**Task objective:**
How many lines of the records below contain the word "school"? Answer with the number alone.

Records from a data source
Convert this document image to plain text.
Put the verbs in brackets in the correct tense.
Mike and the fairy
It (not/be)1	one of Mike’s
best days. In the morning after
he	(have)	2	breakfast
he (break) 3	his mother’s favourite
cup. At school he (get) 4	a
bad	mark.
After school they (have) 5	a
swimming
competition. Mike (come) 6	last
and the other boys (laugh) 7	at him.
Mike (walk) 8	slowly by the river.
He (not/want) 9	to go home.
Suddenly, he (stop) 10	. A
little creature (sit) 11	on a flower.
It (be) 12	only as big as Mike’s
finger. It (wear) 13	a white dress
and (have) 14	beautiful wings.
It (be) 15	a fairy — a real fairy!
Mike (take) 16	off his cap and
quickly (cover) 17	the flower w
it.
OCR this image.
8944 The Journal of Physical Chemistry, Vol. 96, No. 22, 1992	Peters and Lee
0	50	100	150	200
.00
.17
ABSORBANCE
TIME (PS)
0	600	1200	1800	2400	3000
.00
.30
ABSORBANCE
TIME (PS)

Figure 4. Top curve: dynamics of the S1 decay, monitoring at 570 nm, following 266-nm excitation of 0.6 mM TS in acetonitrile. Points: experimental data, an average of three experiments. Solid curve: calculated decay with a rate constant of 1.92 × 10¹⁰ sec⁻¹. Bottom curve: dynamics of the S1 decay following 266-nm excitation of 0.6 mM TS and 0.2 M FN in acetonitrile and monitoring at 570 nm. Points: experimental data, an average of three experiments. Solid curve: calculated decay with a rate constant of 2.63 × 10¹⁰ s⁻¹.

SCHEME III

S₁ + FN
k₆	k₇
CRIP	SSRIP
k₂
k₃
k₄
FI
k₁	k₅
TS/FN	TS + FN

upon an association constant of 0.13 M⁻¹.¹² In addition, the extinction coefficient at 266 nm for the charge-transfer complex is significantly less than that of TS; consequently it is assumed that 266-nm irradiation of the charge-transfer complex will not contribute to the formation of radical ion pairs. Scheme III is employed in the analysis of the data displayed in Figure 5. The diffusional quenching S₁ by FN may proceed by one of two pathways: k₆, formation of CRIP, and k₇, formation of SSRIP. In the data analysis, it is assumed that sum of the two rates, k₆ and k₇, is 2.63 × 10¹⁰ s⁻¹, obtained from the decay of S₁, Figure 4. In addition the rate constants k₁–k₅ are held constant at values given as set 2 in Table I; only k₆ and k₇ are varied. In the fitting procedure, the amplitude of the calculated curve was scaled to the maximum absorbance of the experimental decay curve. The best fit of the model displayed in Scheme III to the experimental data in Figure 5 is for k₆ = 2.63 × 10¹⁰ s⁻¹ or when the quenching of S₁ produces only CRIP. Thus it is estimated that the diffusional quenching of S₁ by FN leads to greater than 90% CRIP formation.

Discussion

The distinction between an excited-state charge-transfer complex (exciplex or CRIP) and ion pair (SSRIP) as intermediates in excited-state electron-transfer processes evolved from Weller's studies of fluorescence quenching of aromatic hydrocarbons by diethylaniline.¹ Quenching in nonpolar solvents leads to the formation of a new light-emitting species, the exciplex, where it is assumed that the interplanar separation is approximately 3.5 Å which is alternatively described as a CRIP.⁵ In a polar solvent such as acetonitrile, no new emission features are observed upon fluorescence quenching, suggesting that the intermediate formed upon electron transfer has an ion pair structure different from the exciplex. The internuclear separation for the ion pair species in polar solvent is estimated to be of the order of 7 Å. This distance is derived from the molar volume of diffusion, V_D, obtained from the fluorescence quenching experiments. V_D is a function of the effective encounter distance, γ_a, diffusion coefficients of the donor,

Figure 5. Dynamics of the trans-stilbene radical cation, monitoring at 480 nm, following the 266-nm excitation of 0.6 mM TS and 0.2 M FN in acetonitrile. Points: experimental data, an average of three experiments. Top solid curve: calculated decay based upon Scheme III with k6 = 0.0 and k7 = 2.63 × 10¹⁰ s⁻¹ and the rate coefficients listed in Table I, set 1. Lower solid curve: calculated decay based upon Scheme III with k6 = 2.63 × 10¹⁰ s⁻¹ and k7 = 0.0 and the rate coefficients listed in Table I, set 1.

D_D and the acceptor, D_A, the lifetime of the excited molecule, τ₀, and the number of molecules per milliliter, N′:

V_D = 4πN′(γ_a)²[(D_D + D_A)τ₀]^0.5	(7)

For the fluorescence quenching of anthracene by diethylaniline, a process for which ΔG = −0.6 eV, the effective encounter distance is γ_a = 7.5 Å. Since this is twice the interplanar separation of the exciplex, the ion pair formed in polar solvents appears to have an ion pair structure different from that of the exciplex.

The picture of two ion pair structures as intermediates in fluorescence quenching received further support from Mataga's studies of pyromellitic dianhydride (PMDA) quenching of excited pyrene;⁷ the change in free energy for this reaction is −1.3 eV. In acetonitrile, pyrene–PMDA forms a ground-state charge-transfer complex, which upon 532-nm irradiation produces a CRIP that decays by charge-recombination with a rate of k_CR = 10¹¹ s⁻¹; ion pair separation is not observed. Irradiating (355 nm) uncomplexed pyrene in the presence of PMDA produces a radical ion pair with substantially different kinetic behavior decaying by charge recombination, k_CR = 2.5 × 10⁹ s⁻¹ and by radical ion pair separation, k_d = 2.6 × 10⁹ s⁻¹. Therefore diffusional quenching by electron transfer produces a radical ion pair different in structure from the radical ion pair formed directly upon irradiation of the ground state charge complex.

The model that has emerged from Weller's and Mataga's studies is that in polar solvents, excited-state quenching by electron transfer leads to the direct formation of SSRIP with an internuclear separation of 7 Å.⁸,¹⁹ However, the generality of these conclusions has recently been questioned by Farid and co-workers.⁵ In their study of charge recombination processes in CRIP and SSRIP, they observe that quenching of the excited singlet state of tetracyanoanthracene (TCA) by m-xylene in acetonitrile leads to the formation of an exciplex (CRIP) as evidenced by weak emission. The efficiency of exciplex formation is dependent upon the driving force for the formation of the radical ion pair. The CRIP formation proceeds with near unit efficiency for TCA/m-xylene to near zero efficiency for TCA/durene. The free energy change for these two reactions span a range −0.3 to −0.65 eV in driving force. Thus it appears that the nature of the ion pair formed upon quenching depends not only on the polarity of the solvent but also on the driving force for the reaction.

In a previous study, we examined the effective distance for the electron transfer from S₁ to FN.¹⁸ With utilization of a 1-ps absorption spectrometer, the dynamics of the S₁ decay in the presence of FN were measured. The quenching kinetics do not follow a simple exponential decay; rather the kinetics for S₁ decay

**Written answer:**
2